* Start Data provided *

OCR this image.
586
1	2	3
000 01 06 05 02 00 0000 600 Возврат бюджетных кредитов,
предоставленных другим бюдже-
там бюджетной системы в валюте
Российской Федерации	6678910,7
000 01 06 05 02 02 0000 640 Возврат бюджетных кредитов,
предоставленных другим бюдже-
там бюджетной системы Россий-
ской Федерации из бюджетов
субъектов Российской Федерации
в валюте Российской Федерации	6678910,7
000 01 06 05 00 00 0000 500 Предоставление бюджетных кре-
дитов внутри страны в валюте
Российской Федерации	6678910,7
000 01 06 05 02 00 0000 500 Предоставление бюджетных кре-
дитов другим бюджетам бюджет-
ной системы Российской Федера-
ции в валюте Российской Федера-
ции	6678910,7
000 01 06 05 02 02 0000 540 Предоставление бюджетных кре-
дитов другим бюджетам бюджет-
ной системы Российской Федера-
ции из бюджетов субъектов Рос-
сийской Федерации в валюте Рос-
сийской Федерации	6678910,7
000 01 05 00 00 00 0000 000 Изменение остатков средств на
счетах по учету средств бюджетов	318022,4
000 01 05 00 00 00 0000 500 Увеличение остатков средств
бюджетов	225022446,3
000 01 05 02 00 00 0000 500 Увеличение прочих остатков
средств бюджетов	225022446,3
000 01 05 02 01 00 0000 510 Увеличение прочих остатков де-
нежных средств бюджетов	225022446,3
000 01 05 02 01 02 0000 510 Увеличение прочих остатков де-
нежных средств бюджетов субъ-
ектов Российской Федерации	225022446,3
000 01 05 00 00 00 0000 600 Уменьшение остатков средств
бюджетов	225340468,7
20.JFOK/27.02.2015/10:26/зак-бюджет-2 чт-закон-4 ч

* End Data provided *

◆ Set exercise
Look through the material above. Copy each line where the word "Увеличение" appears.

◆ Result for this task
000 01 05 00 00 00 0000 500 Увеличение остатков средств
000 01 05 02 00 00 0000 500 Увеличение прочих остатков
000 01 05 02 01 00 0000 510 Увеличение прочих остатков де-
000 01 05 02 01 02 0000 510 Увеличение прочих остатков де-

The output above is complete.